• [LISTED ENTRIES]
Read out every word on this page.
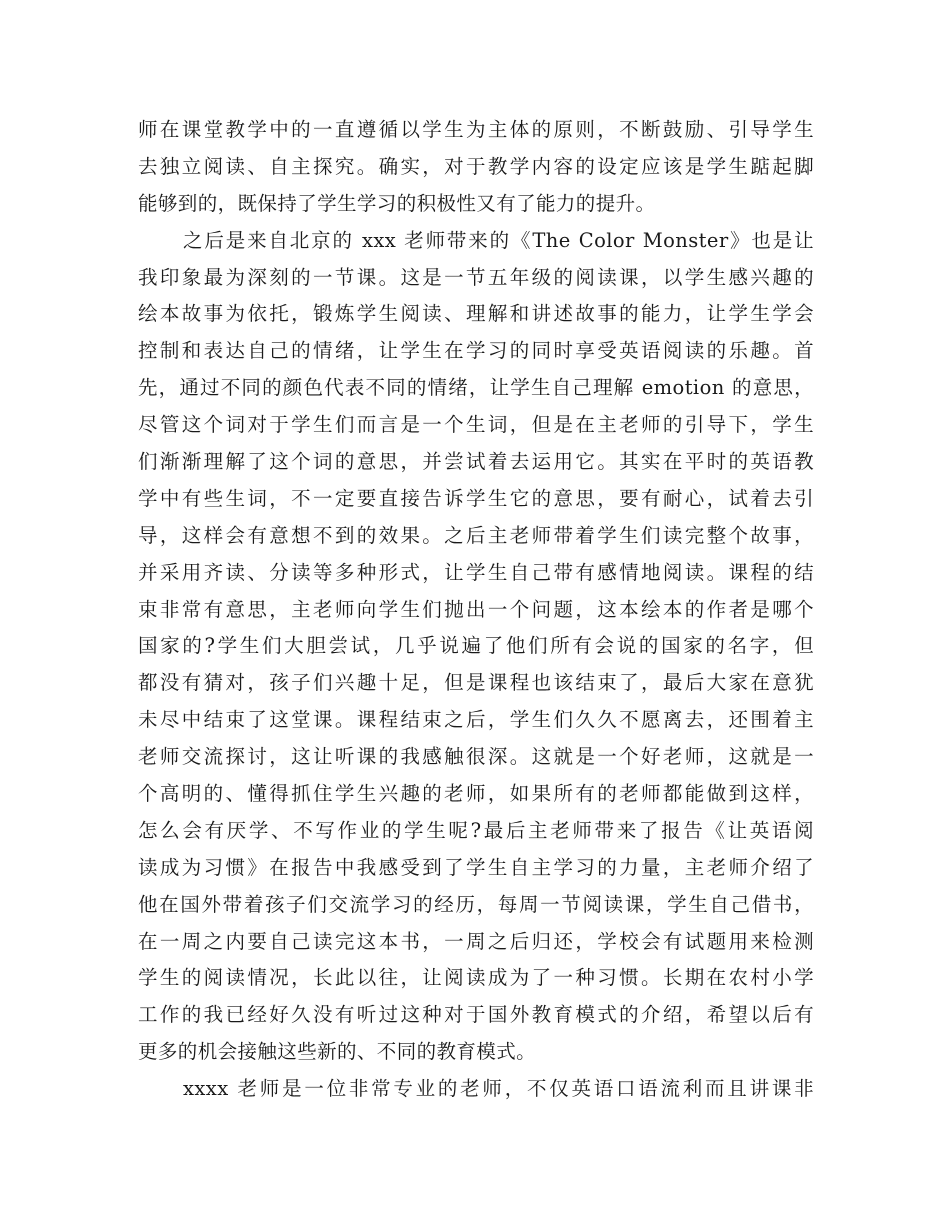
师在课堂教学中的一直遵循以学生为主体的原则，不断鼓励、引导学生
去独立阅读、自主探究。确实，对于教学内容的设定应该是学生踮起脚
能够到的，既保持了学生学习的积极性又有了能力的提升。
之后是来自北京的 xxx 老师带来的《The Color Monster》也是让
我印象最为深刻的一节课。这是一节五年级的阅读课，以学生感兴趣的
绘本故事为依托，锻炼学生阅读、理解和讲述故事的能力，让学生学会
控制和表达自己的情绪，让学生在学习的同时享受英语阅读的乐趣。首
先，通过不同的颜色代表不同的情绪，让学生自己理解 emotion 的意思，
尽管这个词对于学生们而言是一个生词，但是在主老师的引导下，学生
们渐渐理解了这个词的意思，并尝试着去运用它。其实在平时的英语教
学中有些生词，不一定要直接告诉学生它的意思，要有耐心，试着去引
导，这样会有意想不到的效果。之后主老师带着学生们读完整个故事，
并采用齐读、分读等多种形式，让学生自己带有感情地阅读。课程的结
束非常有意思，主老师向学生们抛出一个问题，这本绘本的作者是哪个
国家的?学生们大胆尝试，几乎说遍了他们所有会说的国家的名字，但
都没有猜对，孩子们兴趣十足，但是课程也该结束了，最后大家在意犹
未尽中结束了这堂课。课程结束之后，学生们久久不愿离去，还围着主
老师交流探讨，这让听课的我感触很深。这就是一个好老师，这就是一
个高明的、懂得抓住学生兴趣的老师，如果所有的老师都能做到这样，
怎么会有厌学、不写作业的学生呢?最后主老师带来了报告《让英语阅
读成为习惯》在报告中我感受到了学生自主学习的力量，主老师介绍了
他在国外带着孩子们交流学习的经历，每周一节阅读课，学生自己借书，
在一周之内要自己读完这本书，一周之后归还，学校会有试题用来检测
学生的阅读情况，长此以往，让阅读成为了一种习惯。长期在农村小学
工作的我已经好久没有听过这种对于国外教育模式的介绍，希望以后有
更多的机会接触这些新的、不同的教育模式。
xxxx 老师是一位非常专业的老师，不仅英语口语流利而且讲课非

• [PROBLEM REQUIREMENTS] Repeat each line of the records above exactly, but do not copy the pictures.

• [FULL RESPONSE]
Read out every word on this page.
师在课堂教学中的一直遵循以学生为主体的原则，不断鼓励、引导学生
去独立阅读、自主探究。确实，对于教学内容的设定应该是学生踮起脚
能够到的，既保持了学生学习的积极性又有了能力的提升。
之后是来自北京的 xxx 老师带来的《The Color Monster》也是让
我印象最为深刻的一节课。这是一节五年级的阅读课，以学生感兴趣的
绘本故事为依托，锻炼学生阅读、理解和讲述故事的能力，让学生学会
控制和表达自己的情绪，让学生在学习的同时享受英语阅读的乐趣。首
先，通过不同的颜色代表不同的情绪，让学生自己理解 emotion 的意思，
尽管这个词对于学生们而言是一个生词，但是在主老师的引导下，学生
们渐渐理解了这个词的意思，并尝试着去运用它。其实在平时的英语教
学中有些生词，不一定要直接告诉学生它的意思，要有耐心，试着去引
导，这样会有意想不到的效果。之后主老师带着学生们读完整个故事，
并采用齐读、分读等多种形式，让学生自己带有感情地阅读。课程的结
束非常有意思，主老师向学生们抛出一个问题，这本绘本的作者是哪个
国家的?学生们大胆尝试，几乎说遍了他们所有会说的国家的名字，但
都没有猜对，孩子们兴趣十足，但是课程也该结束了，最后大家在意犹
未尽中结束了这堂课。课程结束之后，学生们久久不愿离去，还围着主
老师交流探讨，这让听课的我感触很深。这就是一个好老师，这就是一
个高明的、懂得抓住学生兴趣的老师，如果所有的老师都能做到这样，
怎么会有厌学、不写作业的学生呢?最后主老师带来了报告《让英语阅
读成为习惯》在报告中我感受到了学生自主学习的力量，主老师介绍了
他在国外带着孩子们交流学习的经历，每周一节阅读课，学生自己借书，
在一周之内要自己读完这本书，一周之后归还，学校会有试题用来检测
学生的阅读情况，长此以往，让阅读成为了一种习惯。长期在农村小学
工作的我已经好久没有听过这种对于国外教育模式的介绍，希望以后有
更多的机会接触这些新的、不同的教育模式。
xxxx 老师是一位非常专业的老师，不仅英语口语流利而且讲课非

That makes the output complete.